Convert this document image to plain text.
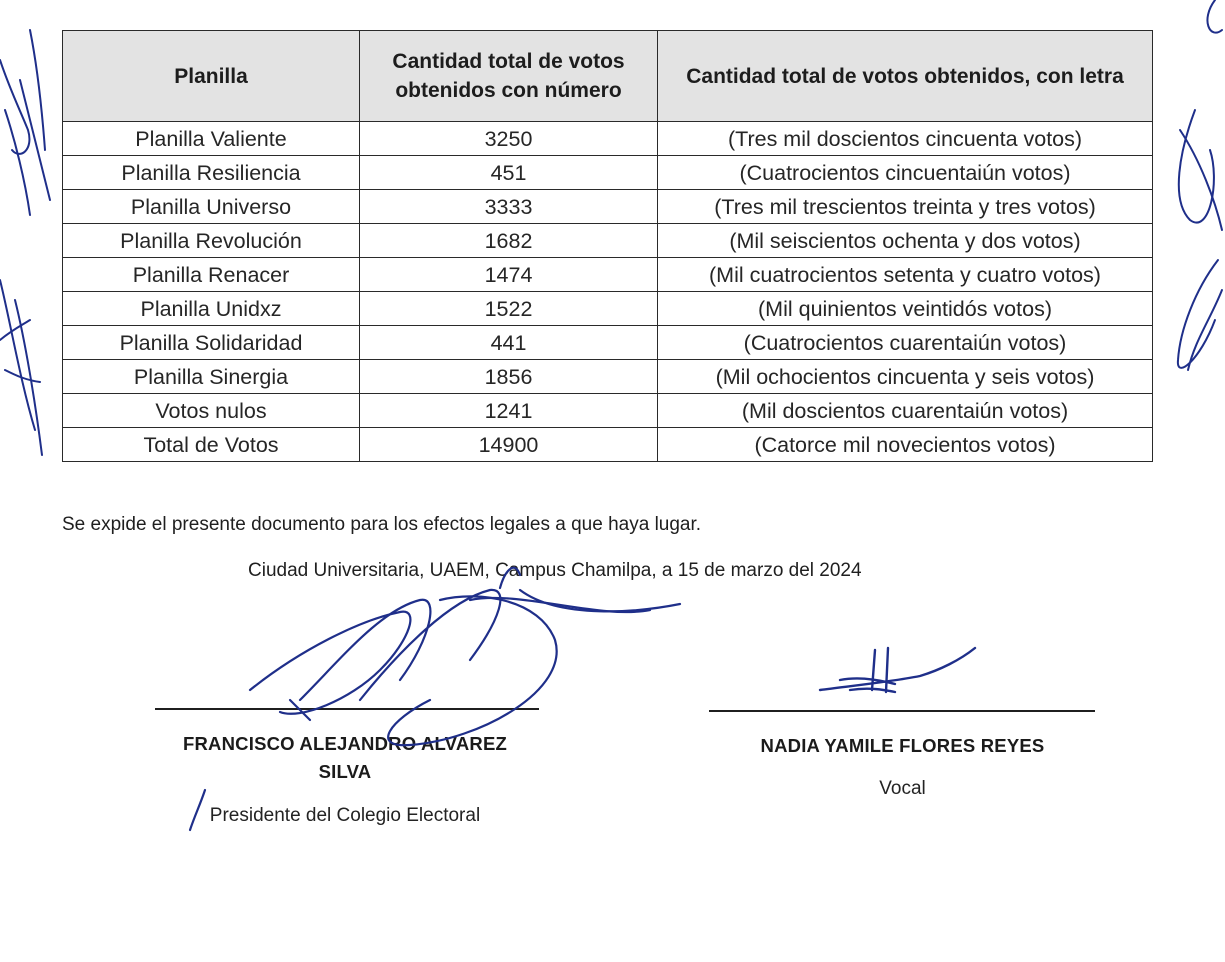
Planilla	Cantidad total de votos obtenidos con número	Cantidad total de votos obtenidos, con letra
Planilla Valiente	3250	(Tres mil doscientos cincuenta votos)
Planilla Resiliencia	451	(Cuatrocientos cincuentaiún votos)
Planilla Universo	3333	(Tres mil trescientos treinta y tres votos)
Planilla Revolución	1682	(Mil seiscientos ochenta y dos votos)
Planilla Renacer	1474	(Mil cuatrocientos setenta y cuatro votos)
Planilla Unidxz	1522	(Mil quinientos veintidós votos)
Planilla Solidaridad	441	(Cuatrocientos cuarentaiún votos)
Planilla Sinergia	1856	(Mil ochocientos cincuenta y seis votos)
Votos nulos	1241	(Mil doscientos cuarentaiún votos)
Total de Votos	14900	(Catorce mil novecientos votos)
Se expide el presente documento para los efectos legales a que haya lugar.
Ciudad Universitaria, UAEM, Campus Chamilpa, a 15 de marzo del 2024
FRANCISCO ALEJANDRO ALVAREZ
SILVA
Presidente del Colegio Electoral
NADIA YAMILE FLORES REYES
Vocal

□ □ □ □ □

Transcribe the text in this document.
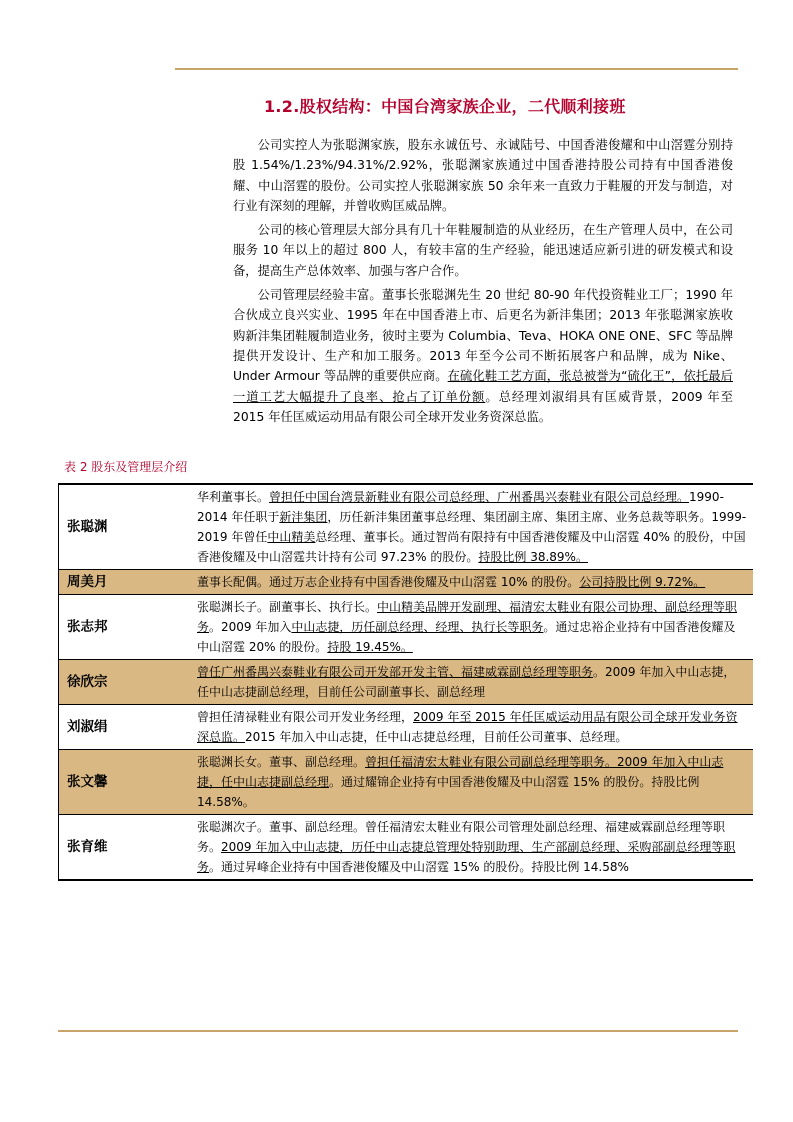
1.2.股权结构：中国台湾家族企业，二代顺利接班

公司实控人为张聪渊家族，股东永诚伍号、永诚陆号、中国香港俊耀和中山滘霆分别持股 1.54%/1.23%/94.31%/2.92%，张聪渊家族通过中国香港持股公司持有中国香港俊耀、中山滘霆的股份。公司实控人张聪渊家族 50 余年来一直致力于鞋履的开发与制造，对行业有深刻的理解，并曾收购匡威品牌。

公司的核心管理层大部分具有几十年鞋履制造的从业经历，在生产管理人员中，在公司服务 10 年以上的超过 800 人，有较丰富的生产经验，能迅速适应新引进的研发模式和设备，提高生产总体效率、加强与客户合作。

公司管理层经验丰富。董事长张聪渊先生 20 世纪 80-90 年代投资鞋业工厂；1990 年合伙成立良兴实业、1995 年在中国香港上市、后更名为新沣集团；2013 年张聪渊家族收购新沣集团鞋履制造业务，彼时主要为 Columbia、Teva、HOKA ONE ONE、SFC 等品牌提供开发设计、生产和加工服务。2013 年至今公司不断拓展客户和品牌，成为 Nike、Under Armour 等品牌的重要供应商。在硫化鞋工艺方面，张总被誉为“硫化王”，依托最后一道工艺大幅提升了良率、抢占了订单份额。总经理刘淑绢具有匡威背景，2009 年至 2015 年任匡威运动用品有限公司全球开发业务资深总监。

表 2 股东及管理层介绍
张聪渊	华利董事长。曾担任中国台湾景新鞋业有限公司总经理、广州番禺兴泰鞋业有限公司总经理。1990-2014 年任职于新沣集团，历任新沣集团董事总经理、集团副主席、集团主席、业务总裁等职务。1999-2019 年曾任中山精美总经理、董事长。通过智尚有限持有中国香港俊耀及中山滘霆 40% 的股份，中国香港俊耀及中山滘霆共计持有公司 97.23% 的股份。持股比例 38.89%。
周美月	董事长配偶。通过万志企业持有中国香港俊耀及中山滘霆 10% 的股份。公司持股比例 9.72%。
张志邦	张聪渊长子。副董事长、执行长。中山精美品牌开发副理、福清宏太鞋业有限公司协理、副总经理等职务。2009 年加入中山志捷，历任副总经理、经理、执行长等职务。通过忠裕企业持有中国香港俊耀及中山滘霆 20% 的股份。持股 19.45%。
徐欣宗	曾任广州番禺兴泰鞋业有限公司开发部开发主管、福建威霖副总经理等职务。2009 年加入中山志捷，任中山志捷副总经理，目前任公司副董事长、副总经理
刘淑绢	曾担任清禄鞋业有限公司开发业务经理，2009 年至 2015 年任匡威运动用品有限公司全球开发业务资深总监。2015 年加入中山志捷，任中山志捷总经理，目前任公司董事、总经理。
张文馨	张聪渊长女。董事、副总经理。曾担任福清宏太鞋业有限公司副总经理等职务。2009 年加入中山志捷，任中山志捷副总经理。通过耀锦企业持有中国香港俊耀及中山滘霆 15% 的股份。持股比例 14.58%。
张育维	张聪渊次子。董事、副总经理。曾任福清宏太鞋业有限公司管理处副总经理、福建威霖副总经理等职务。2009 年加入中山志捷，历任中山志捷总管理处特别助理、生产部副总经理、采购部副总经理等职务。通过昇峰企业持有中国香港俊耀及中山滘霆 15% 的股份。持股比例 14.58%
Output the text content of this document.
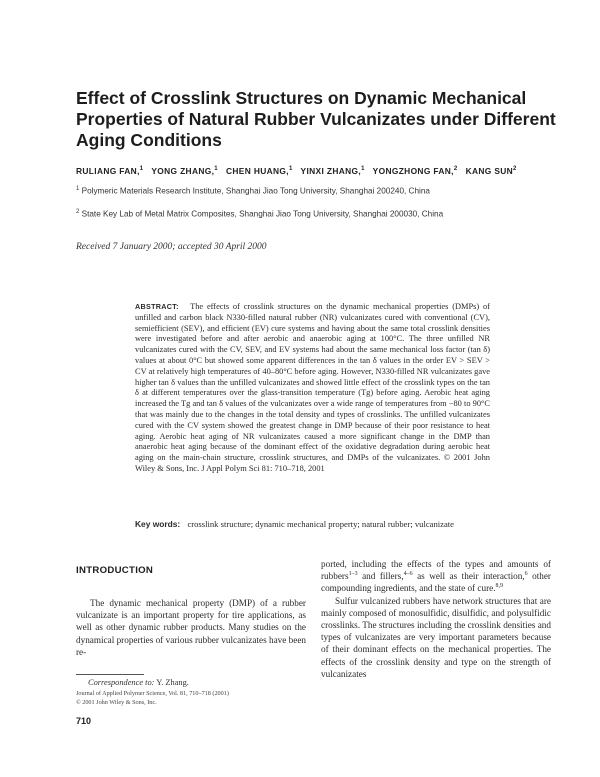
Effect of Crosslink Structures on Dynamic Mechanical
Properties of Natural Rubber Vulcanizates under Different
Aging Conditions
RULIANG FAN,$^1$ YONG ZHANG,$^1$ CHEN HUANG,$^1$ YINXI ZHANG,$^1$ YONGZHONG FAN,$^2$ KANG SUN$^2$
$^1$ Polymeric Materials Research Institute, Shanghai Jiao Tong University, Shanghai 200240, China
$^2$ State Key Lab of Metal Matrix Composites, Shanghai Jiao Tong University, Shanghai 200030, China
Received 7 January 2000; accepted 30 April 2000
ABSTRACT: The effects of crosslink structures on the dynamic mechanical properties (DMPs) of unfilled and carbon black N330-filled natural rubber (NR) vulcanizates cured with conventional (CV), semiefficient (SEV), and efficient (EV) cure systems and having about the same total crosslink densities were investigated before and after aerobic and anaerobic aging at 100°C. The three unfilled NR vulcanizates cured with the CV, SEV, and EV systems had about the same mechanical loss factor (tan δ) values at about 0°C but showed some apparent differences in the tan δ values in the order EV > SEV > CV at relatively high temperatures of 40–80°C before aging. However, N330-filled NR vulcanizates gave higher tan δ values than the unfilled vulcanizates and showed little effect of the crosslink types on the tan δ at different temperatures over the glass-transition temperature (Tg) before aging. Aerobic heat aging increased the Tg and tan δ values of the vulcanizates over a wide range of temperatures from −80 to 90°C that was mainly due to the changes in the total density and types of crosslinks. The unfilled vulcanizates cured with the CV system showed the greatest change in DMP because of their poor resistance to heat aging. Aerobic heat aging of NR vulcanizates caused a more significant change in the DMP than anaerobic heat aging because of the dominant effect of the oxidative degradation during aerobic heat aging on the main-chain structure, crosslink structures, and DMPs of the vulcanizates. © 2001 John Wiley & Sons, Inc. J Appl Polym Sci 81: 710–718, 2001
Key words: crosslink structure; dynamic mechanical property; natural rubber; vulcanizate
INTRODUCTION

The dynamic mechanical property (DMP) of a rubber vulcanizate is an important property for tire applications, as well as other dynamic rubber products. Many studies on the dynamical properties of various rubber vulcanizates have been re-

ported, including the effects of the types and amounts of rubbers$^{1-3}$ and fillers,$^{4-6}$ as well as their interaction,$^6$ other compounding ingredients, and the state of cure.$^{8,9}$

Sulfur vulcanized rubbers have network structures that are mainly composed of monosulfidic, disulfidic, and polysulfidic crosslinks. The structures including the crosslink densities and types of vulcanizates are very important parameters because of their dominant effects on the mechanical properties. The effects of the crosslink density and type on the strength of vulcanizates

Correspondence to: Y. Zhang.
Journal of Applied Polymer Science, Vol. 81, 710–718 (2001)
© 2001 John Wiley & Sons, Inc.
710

□ □ □ □ □

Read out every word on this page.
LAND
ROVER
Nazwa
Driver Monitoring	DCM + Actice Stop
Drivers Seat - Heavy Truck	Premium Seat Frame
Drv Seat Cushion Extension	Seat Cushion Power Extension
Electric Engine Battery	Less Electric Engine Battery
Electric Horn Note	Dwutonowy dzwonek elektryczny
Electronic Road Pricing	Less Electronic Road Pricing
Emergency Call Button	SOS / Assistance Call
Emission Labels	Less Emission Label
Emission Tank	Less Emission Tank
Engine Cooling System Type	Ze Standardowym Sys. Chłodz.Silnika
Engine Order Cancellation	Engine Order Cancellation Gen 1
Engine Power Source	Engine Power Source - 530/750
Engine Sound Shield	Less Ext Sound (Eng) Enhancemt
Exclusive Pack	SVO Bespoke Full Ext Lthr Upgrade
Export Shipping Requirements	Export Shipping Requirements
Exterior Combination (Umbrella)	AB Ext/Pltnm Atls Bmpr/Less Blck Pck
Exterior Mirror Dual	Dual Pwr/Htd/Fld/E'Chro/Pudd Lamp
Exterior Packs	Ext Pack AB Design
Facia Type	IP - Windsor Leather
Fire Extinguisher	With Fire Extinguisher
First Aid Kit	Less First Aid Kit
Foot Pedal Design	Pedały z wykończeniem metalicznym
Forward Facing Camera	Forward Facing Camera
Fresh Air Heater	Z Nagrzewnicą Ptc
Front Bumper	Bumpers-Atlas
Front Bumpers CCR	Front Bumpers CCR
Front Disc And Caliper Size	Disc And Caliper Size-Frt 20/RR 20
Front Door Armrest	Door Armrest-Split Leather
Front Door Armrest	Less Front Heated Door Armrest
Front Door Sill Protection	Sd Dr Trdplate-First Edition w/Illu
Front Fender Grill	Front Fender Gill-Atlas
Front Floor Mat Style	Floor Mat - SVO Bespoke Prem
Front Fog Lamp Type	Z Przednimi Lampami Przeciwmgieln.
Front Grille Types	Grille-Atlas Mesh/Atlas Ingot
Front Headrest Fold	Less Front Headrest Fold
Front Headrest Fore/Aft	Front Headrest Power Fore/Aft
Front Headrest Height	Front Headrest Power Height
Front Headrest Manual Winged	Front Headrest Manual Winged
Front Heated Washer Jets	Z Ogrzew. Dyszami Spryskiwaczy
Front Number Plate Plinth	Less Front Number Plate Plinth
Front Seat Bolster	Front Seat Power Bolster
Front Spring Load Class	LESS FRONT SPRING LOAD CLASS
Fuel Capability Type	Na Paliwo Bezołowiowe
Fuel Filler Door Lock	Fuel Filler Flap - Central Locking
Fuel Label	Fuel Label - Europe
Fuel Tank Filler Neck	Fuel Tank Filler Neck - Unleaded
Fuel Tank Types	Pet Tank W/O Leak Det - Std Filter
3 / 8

□ □ □ □ □

_Task statement_:
Copy out all lines that carry the word "cuarentaiún".

_Reply to the exercise_:
Planilla Solidaridad	441	(Cuatrocientos cuarentaiún votos)
Votos nulos	1241	(Mil doscientos cuarentaiún votos)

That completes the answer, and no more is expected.